• Exercise task: Quote the data below in full, minus the images.

═════ Data to use

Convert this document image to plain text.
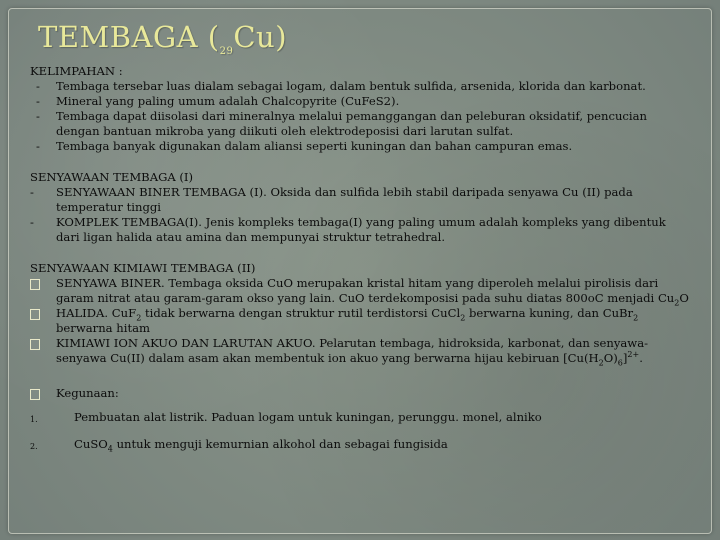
TEMBAGA $(_{29}Cu)$

KELIMPAHAN :

- Tembaga tersebar luas dialam sebagai logam, dalam bentuk sulfida, arsenida, klorida dan karbonat.
- Mineral yang paling umum adalah Chalcopyrite (CuFeS2).
- Tembaga dapat diisolasi dari mineralnya melalui pemanggangan dan peleburan oksidatif, pencucian dengan bantuan mikroba yang diikuti oleh elektrodeposisi dari larutan sulfat.
- Tembaga banyak digunakan dalam aliansi seperti kuningan dan bahan campuran emas.

SENYAWAAN TEMBAGA (I)

- SENYAWAAN BINER TEMBAGA (I). Oksida dan sulfida lebih stabil daripada senyawa Cu (II) pada temperatur tinggi
- KOMPLEK TEMBAGA(I). Jenis kompleks tembaga(I) yang paling umum adalah kompleks yang dibentuk dari ligan halida atau amina dan mempunyai struktur tetrahedral.

SENYAWAAN KIMIAWI TEMBAGA (II)

SENYAWA BINER. Tembaga oksida CuO merupakan kristal hitam yang diperoleh melalui pirolisis dari garam nitrat atau garam-garam okso yang lain. CuO terdekomposisi pada suhu diatas 800oC menjadi $Cu_2O$
HALIDA. CuF$_2$ tidak berwarna dengan struktur rutil terdistorsi CuCl$_2$ berwarna kuning, dan CuBr$_2$ berwarna hitam
KIMIAWI ION AKUO DAN LARUTAN AKUO. Pelarutan tembaga, hidroksida, karbonat, dan senyawa-senyawa Cu(II) dalam asam akan membentuk ion akuo yang berwarna hijau kebiruan $[Cu(H_2O)_6]^{2+}$.
Kegunaan:
1.	Pembuatan alat listrik. Paduan logam untuk kuningan, perunggu. monel, alniko
2.	CuSO$_4$ untuk menguji kemurnian alkohol dan sebagai fungisida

══════════

• Output for this task:
Convert this document image to plain text.
TEMBAGA $(_{29}Cu)$

KELIMPAHAN :

- Tembaga tersebar luas dialam sebagai logam, dalam bentuk sulfida, arsenida, klorida dan karbonat.
- Mineral yang paling umum adalah Chalcopyrite (CuFeS2).
- Tembaga dapat diisolasi dari mineralnya melalui pemanggangan dan peleburan oksidatif, pencucian dengan bantuan mikroba yang diikuti oleh elektrodeposisi dari larutan sulfat.
- Tembaga banyak digunakan dalam aliansi seperti kuningan dan bahan campuran emas.

SENYAWAAN TEMBAGA (I)

- SENYAWAAN BINER TEMBAGA (I). Oksida dan sulfida lebih stabil daripada senyawa Cu (II) pada temperatur tinggi
- KOMPLEK TEMBAGA(I). Jenis kompleks tembaga(I) yang paling umum adalah kompleks yang dibentuk dari ligan halida atau amina dan mempunyai struktur tetrahedral.

SENYAWAAN KIMIAWI TEMBAGA (II)

SENYAWA BINER. Tembaga oksida CuO merupakan kristal hitam yang diperoleh melalui pirolisis dari garam nitrat atau garam-garam okso yang lain. CuO terdekomposisi pada suhu diatas 800oC menjadi $Cu_2O$
HALIDA. CuF$_2$ tidak berwarna dengan struktur rutil terdistorsi CuCl$_2$ berwarna kuning, dan CuBr$_2$ berwarna hitam
KIMIAWI ION AKUO DAN LARUTAN AKUO. Pelarutan tembaga, hidroksida, karbonat, dan senyawa-senyawa Cu(II) dalam asam akan membentuk ion akuo yang berwarna hijau kebiruan $[Cu(H_2O)_6]^{2+}$.
Kegunaan:
1.	Pembuatan alat listrik. Paduan logam untuk kuningan, perunggu. monel, alniko
2.	CuSO$_4$ untuk menguji kemurnian alkohol dan sebagai fungisida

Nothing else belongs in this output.